**Work to complete**. Your reply should be a single number: how many lines contain the string "word".

**Data listing**.
□ □ □ □ □ □ □

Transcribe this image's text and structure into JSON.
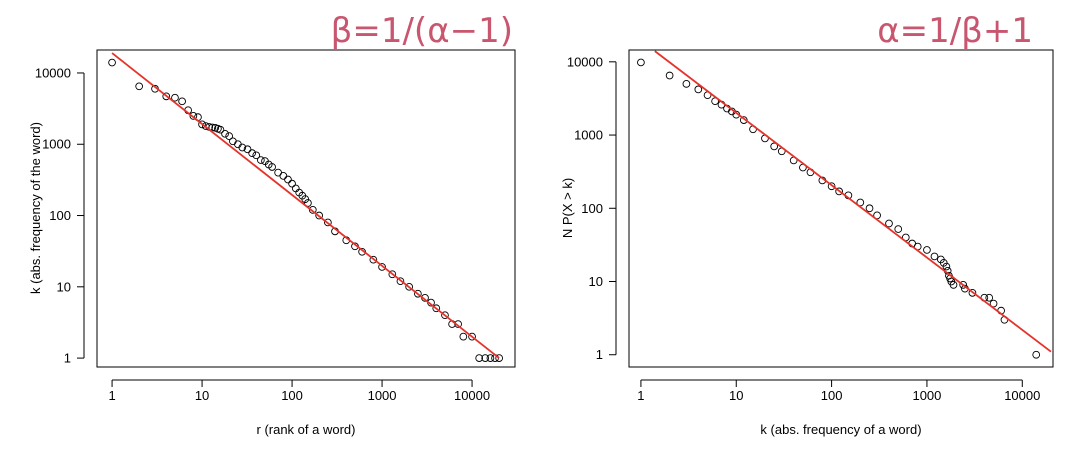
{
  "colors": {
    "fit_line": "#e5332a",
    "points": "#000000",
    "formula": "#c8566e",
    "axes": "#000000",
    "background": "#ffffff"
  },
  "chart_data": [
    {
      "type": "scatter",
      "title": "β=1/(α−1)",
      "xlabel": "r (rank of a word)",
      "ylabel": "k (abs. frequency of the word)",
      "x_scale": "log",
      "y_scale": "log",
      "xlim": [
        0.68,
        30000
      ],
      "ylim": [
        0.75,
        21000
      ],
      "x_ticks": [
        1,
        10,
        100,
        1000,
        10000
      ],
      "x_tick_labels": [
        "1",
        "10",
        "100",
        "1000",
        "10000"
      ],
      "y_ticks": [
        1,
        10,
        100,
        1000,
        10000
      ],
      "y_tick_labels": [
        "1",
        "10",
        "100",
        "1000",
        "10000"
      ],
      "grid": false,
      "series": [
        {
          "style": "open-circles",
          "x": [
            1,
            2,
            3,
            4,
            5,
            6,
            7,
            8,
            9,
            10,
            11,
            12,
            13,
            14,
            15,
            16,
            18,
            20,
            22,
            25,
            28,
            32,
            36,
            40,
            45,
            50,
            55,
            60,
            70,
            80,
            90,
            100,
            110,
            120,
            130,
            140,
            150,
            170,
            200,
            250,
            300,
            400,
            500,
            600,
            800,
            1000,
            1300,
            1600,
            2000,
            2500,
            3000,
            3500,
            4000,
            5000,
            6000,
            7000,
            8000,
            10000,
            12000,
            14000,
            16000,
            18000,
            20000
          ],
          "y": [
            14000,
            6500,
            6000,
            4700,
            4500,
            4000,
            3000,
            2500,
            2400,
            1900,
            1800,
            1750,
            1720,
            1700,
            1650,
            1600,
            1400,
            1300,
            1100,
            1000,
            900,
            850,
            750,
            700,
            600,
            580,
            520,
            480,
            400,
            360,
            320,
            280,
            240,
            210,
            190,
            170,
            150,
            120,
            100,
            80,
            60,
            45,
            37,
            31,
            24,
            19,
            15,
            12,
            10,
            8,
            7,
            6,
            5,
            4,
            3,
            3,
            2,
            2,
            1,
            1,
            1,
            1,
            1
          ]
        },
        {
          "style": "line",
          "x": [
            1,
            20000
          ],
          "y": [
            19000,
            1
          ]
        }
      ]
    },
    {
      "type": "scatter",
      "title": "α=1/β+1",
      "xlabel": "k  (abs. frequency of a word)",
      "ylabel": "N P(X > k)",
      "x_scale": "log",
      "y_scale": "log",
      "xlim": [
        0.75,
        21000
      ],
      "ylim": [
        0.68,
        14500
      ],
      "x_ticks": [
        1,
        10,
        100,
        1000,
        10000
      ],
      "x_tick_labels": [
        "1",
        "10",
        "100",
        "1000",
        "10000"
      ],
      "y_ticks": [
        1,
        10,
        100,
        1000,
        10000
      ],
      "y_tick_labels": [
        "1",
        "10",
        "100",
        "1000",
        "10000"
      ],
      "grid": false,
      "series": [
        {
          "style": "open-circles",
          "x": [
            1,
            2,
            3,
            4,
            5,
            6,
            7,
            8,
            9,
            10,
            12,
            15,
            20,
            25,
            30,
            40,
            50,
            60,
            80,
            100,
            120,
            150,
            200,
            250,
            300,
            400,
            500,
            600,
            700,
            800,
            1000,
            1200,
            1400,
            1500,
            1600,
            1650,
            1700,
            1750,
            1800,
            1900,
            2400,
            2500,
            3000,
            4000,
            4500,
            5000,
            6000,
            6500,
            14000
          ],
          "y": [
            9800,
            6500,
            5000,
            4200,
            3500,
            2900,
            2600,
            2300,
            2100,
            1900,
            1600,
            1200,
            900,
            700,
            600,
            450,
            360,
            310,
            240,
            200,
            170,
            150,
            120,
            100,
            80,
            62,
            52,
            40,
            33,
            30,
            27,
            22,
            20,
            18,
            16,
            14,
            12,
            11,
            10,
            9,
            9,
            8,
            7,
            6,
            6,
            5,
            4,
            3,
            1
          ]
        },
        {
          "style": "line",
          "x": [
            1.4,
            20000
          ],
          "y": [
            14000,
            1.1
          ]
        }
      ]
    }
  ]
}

□ □ □ □ □ □ □

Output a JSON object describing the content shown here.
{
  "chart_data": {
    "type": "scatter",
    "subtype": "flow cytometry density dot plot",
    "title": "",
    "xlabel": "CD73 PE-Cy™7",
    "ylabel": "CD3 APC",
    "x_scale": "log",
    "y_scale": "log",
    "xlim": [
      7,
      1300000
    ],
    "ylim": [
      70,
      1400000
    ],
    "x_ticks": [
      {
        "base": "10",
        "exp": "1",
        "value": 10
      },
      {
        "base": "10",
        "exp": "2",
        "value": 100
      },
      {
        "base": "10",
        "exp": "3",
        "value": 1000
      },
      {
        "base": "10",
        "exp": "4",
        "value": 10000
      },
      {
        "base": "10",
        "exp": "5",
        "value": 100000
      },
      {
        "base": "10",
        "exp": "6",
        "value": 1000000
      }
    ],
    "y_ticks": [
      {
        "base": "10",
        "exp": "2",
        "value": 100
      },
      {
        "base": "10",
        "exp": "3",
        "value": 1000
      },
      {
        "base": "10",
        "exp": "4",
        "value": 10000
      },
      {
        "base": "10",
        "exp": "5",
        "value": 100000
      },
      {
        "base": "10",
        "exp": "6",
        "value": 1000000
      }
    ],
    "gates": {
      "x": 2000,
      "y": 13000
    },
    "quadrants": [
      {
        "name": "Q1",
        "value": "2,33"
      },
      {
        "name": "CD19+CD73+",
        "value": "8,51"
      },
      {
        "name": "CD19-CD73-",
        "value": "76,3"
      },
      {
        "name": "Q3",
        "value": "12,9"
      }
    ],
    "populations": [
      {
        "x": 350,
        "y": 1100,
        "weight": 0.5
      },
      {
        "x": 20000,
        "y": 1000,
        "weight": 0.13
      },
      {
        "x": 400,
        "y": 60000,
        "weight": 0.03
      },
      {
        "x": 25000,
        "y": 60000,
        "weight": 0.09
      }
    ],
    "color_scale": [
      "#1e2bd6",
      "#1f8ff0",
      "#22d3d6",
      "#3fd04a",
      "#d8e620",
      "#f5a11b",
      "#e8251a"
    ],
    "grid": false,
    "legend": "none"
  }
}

□ □ □ □ □ □ □

**Task response**. 3